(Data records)
::::::::::

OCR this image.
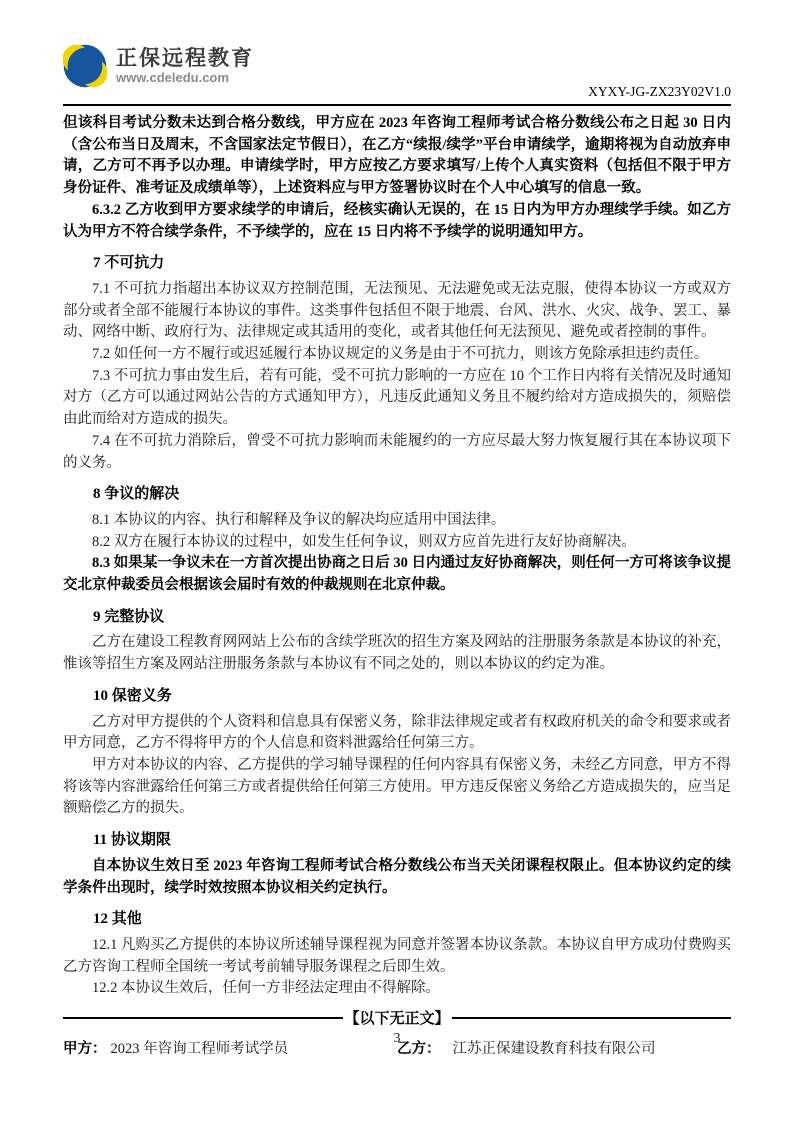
正保远程教育
www.cdeledu.com
XYXY-JG-ZX23Y02V1.0

但该科目考试分数未达到合格分数线，甲方应在 2023 年咨询工程师考试合格分数线公布之日起 30 日内（含公布当日及周末，不含国家法定节假日），在乙方“续报/续学”平台申请续学，逾期将视为自动放弃申请，乙方可不再予以办理。申请续学时，甲方应按乙方要求填写/上传个人真实资料（包括但不限于甲方身份证件、准考证及成绩单等），上述资料应与甲方签署协议时在个人中心填写的信息一致。

6.3.2 乙方收到甲方要求续学的申请后，经核实确认无误的，在 15 日内为甲方办理续学手续。如乙方认为甲方不符合续学条件，不予续学的，应在 15 日内将不予续学的说明通知甲方。

7 不可抗力

7.1 不可抗力指超出本协议双方控制范围，无法预见、无法避免或无法克服，使得本协议一方或双方部分或者全部不能履行本协议的事件。这类事件包括但不限于地震、台风、洪水、火灾、战争、罢工、暴动、网络中断、政府行为、法律规定或其适用的变化，或者其他任何无法预见、避免或者控制的事件。

7.2 如任何一方不履行或迟延履行本协议规定的义务是由于不可抗力，则该方免除承担违约责任。

7.3 不可抗力事由发生后，若有可能，受不可抗力影响的一方应在 10 个工作日内将有关情况及时通知对方（乙方可以通过网站公告的方式通知甲方），凡违反此通知义务且不履约给对方造成损失的，须赔偿由此而给对方造成的损失。

7.4 在不可抗力消除后，曾受不可抗力影响而未能履约的一方应尽最大努力恢复履行其在本协议项下的义务。

8 争议的解决

8.1 本协议的内容、执行和解释及争议的解决均应适用中国法律。

8.2 双方在履行本协议的过程中，如发生任何争议，则双方应首先进行友好协商解决。

8.3 如果某一争议未在一方首次提出协商之日后 30 日内通过友好协商解决，则任何一方可将该争议提交北京仲裁委员会根据该会届时有效的仲裁规则在北京仲裁。

9 完整协议

乙方在建设工程教育网网站上公布的含续学班次的招生方案及网站的注册服务条款是本协议的补充，惟该等招生方案及网站注册服务条款与本协议有不同之处的，则以本协议的约定为准。

10 保密义务

乙方对甲方提供的个人资料和信息具有保密义务，除非法律规定或者有权政府机关的命令和要求或者甲方同意，乙方不得将甲方的个人信息和资料泄露给任何第三方。

甲方对本协议的内容、乙方提供的学习辅导课程的任何内容具有保密义务，未经乙方同意，甲方不得将该等内容泄露给任何第三方或者提供给任何第三方使用。甲方违反保密义务给乙方造成损失的，应当足额赔偿乙方的损失。

11 协议期限

自本协议生效日至 2023 年咨询工程师考试合格分数线公布当天关闭课程权限止。但本协议约定的续学条件出现时，续学时效按照本协议相关约定执行。

12 其他

12.1 凡购买乙方提供的本协议所述辅导课程视为同意并签署本协议条款。本协议自甲方成功付费购买乙方咨询工程师全国统一考试考前辅导服务课程之后即生效。

12.2 本协议生效后，任何一方非经法定理由不得解除。

【以下无正文】
甲方： 2023 年咨询工程师考试学员	乙方： 江苏正保建设教育科技有限公司
3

::::::::::

◆ Goal:
Print all of the entries word for word. Skip any images they contain.

◆ Task answer:
OCR this image.
正保远程教育
www.cdeledu.com
XYXY-JG-ZX23Y02V1.0

但该科目考试分数未达到合格分数线，甲方应在 2023 年咨询工程师考试合格分数线公布之日起 30 日内（含公布当日及周末，不含国家法定节假日），在乙方“续报/续学”平台申请续学，逾期将视为自动放弃申请，乙方可不再予以办理。申请续学时，甲方应按乙方要求填写/上传个人真实资料（包括但不限于甲方身份证件、准考证及成绩单等），上述资料应与甲方签署协议时在个人中心填写的信息一致。

6.3.2 乙方收到甲方要求续学的申请后，经核实确认无误的，在 15 日内为甲方办理续学手续。如乙方认为甲方不符合续学条件，不予续学的，应在 15 日内将不予续学的说明通知甲方。

7 不可抗力

7.1 不可抗力指超出本协议双方控制范围，无法预见、无法避免或无法克服，使得本协议一方或双方部分或者全部不能履行本协议的事件。这类事件包括但不限于地震、台风、洪水、火灾、战争、罢工、暴动、网络中断、政府行为、法律规定或其适用的变化，或者其他任何无法预见、避免或者控制的事件。

7.2 如任何一方不履行或迟延履行本协议规定的义务是由于不可抗力，则该方免除承担违约责任。

7.3 不可抗力事由发生后，若有可能，受不可抗力影响的一方应在 10 个工作日内将有关情况及时通知对方（乙方可以通过网站公告的方式通知甲方），凡违反此通知义务且不履约给对方造成损失的，须赔偿由此而给对方造成的损失。

7.4 在不可抗力消除后，曾受不可抗力影响而未能履约的一方应尽最大努力恢复履行其在本协议项下的义务。

8 争议的解决

8.1 本协议的内容、执行和解释及争议的解决均应适用中国法律。

8.2 双方在履行本协议的过程中，如发生任何争议，则双方应首先进行友好协商解决。

8.3 如果某一争议未在一方首次提出协商之日后 30 日内通过友好协商解决，则任何一方可将该争议提交北京仲裁委员会根据该会届时有效的仲裁规则在北京仲裁。

9 完整协议

乙方在建设工程教育网网站上公布的含续学班次的招生方案及网站的注册服务条款是本协议的补充，惟该等招生方案及网站注册服务条款与本协议有不同之处的，则以本协议的约定为准。

10 保密义务

乙方对甲方提供的个人资料和信息具有保密义务，除非法律规定或者有权政府机关的命令和要求或者甲方同意，乙方不得将甲方的个人信息和资料泄露给任何第三方。

甲方对本协议的内容、乙方提供的学习辅导课程的任何内容具有保密义务，未经乙方同意，甲方不得将该等内容泄露给任何第三方或者提供给任何第三方使用。甲方违反保密义务给乙方造成损失的，应当足额赔偿乙方的损失。

11 协议期限

自本协议生效日至 2023 年咨询工程师考试合格分数线公布当天关闭课程权限止。但本协议约定的续学条件出现时，续学时效按照本协议相关约定执行。

12 其他

12.1 凡购买乙方提供的本协议所述辅导课程视为同意并签署本协议条款。本协议自甲方成功付费购买乙方咨询工程师全国统一考试考前辅导服务课程之后即生效。

12.2 本协议生效后，任何一方非经法定理由不得解除。

【以下无正文】
甲方： 2023 年咨询工程师考试学员	乙方： 江苏正保建设教育科技有限公司
3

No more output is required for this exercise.